* [GOAL]:
Make an exact copy of all the entries below, with the pictures left out.
─── RECORD EXTRACTS
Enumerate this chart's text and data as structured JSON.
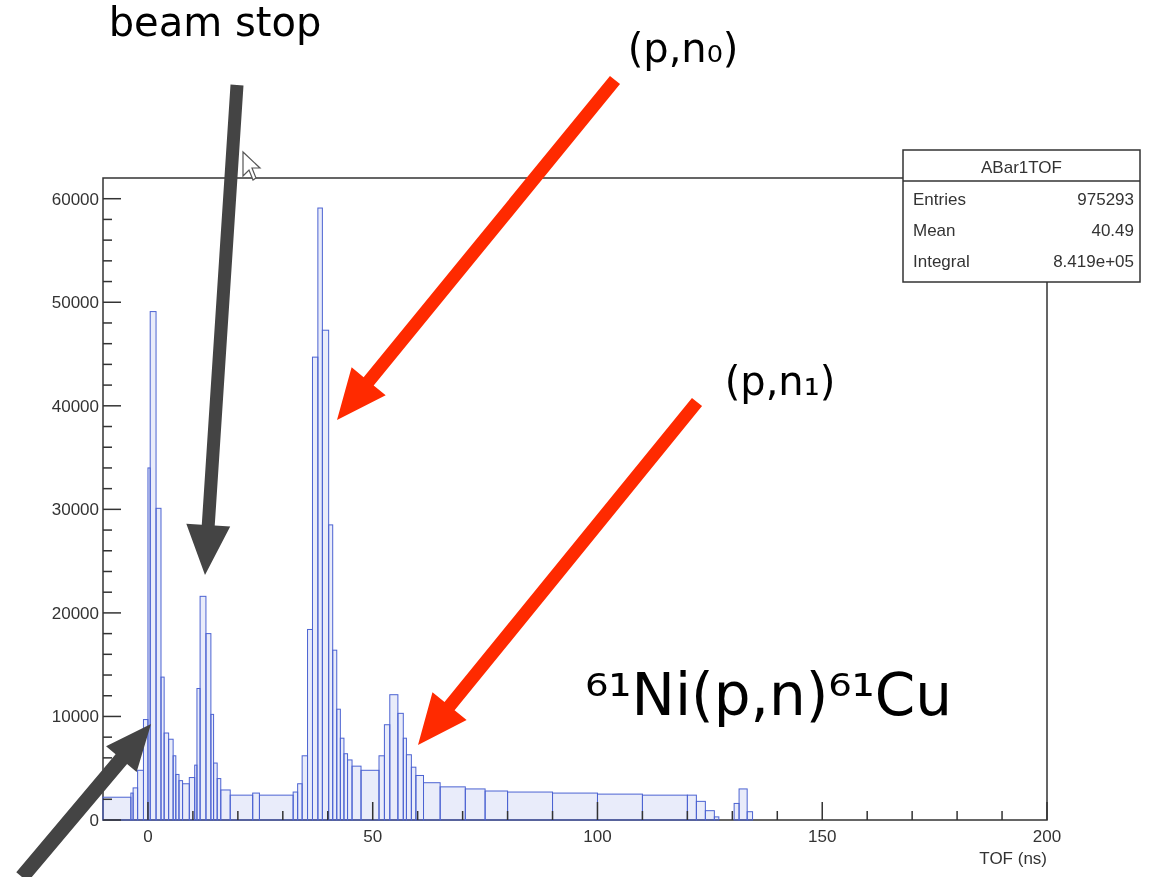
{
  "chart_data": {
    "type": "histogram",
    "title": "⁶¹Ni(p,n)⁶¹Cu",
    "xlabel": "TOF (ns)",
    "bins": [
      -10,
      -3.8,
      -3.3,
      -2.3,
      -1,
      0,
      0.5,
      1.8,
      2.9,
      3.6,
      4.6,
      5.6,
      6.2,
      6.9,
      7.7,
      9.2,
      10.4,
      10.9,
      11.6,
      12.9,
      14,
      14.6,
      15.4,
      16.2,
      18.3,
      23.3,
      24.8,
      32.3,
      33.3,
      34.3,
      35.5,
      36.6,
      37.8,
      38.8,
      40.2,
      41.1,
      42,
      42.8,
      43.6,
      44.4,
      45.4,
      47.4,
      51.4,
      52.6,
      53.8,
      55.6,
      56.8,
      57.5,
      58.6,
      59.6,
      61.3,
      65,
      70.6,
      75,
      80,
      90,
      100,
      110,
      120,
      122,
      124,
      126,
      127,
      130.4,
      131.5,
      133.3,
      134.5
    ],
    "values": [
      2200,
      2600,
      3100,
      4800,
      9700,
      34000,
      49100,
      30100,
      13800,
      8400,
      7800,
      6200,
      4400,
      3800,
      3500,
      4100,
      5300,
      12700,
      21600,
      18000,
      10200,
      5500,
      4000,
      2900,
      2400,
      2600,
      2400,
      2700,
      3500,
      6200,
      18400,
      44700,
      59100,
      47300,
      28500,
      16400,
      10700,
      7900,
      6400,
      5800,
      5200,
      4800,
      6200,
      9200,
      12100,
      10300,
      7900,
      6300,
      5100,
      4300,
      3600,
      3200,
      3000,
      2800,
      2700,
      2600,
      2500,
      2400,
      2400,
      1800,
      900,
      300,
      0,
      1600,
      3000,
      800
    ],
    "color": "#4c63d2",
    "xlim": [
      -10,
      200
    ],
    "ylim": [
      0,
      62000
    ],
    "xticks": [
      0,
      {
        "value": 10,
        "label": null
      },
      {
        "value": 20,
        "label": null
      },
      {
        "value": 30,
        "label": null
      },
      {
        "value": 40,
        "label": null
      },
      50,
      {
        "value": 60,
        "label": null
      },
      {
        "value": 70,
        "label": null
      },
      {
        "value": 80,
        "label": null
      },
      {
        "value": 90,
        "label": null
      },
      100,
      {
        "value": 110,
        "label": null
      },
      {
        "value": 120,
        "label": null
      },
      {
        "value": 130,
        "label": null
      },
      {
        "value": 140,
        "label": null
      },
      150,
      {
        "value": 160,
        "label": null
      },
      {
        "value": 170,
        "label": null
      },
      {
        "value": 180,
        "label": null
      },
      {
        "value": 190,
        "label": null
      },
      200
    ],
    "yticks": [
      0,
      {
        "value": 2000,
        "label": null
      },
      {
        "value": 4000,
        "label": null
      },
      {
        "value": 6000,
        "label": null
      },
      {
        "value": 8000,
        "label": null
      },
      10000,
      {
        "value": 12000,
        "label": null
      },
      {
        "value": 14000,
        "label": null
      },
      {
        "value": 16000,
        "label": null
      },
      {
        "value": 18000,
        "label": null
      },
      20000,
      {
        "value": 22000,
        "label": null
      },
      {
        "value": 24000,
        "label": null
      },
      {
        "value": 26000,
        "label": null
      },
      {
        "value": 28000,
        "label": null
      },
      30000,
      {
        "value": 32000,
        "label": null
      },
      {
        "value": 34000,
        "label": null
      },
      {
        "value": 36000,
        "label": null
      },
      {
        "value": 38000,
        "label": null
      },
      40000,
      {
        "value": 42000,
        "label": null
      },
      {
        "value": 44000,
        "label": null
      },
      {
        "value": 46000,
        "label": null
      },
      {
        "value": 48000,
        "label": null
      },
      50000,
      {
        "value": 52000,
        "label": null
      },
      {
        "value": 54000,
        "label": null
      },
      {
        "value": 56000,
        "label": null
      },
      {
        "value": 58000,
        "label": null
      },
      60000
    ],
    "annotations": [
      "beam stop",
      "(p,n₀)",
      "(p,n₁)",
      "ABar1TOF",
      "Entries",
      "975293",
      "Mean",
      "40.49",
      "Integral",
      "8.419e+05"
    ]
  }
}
──────
* [ANSWER FOR THE TASK]:
Enumerate this chart's text and data as structured JSON.
{
  "chart_data": {
    "type": "histogram",
    "title": "⁶¹Ni(p,n)⁶¹Cu",
    "xlabel": "TOF (ns)",
    "bins": [
      -10,
      -3.8,
      -3.3,
      -2.3,
      -1,
      0,
      0.5,
      1.8,
      2.9,
      3.6,
      4.6,
      5.6,
      6.2,
      6.9,
      7.7,
      9.2,
      10.4,
      10.9,
      11.6,
      12.9,
      14,
      14.6,
      15.4,
      16.2,
      18.3,
      23.3,
      24.8,
      32.3,
      33.3,
      34.3,
      35.5,
      36.6,
      37.8,
      38.8,
      40.2,
      41.1,
      42,
      42.8,
      43.6,
      44.4,
      45.4,
      47.4,
      51.4,
      52.6,
      53.8,
      55.6,
      56.8,
      57.5,
      58.6,
      59.6,
      61.3,
      65,
      70.6,
      75,
      80,
      90,
      100,
      110,
      120,
      122,
      124,
      126,
      127,
      130.4,
      131.5,
      133.3,
      134.5
    ],
    "values": [
      2200,
      2600,
      3100,
      4800,
      9700,
      34000,
      49100,
      30100,
      13800,
      8400,
      7800,
      6200,
      4400,
      3800,
      3500,
      4100,
      5300,
      12700,
      21600,
      18000,
      10200,
      5500,
      4000,
      2900,
      2400,
      2600,
      2400,
      2700,
      3500,
      6200,
      18400,
      44700,
      59100,
      47300,
      28500,
      16400,
      10700,
      7900,
      6400,
      5800,
      5200,
      4800,
      6200,
      9200,
      12100,
      10300,
      7900,
      6300,
      5100,
      4300,
      3600,
      3200,
      3000,
      2800,
      2700,
      2600,
      2500,
      2400,
      2400,
      1800,
      900,
      300,
      0,
      1600,
      3000,
      800
    ],
    "color": "#4c63d2",
    "xlim": [
      -10,
      200
    ],
    "ylim": [
      0,
      62000
    ],
    "xticks": [
      0,
      {
        "value": 10,
        "label": null
      },
      {
        "value": 20,
        "label": null
      },
      {
        "value": 30,
        "label": null
      },
      {
        "value": 40,
        "label": null
      },
      50,
      {
        "value": 60,
        "label": null
      },
      {
        "value": 70,
        "label": null
      },
      {
        "value": 80,
        "label": null
      },
      {
        "value": 90,
        "label": null
      },
      100,
      {
        "value": 110,
        "label": null
      },
      {
        "value": 120,
        "label": null
      },
      {
        "value": 130,
        "label": null
      },
      {
        "value": 140,
        "label": null
      },
      150,
      {
        "value": 160,
        "label": null
      },
      {
        "value": 170,
        "label": null
      },
      {
        "value": 180,
        "label": null
      },
      {
        "value": 190,
        "label": null
      },
      200
    ],
    "yticks": [
      0,
      {
        "value": 2000,
        "label": null
      },
      {
        "value": 4000,
        "label": null
      },
      {
        "value": 6000,
        "label": null
      },
      {
        "value": 8000,
        "label": null
      },
      10000,
      {
        "value": 12000,
        "label": null
      },
      {
        "value": 14000,
        "label": null
      },
      {
        "value": 16000,
        "label": null
      },
      {
        "value": 18000,
        "label": null
      },
      20000,
      {
        "value": 22000,
        "label": null
      },
      {
        "value": 24000,
        "label": null
      },
      {
        "value": 26000,
        "label": null
      },
      {
        "value": 28000,
        "label": null
      },
      30000,
      {
        "value": 32000,
        "label": null
      },
      {
        "value": 34000,
        "label": null
      },
      {
        "value": 36000,
        "label": null
      },
      {
        "value": 38000,
        "label": null
      },
      40000,
      {
        "value": 42000,
        "label": null
      },
      {
        "value": 44000,
        "label": null
      },
      {
        "value": 46000,
        "label": null
      },
      {
        "value": 48000,
        "label": null
      },
      50000,
      {
        "value": 52000,
        "label": null
      },
      {
        "value": 54000,
        "label": null
      },
      {
        "value": 56000,
        "label": null
      },
      {
        "value": 58000,
        "label": null
      },
      60000
    ],
    "annotations": [
      "beam stop",
      "(p,n₀)",
      "(p,n₁)",
      "ABar1TOF",
      "Entries",
      "975293",
      "Mean",
      "40.49",
      "Integral",
      "8.419e+05"
    ]
  }
}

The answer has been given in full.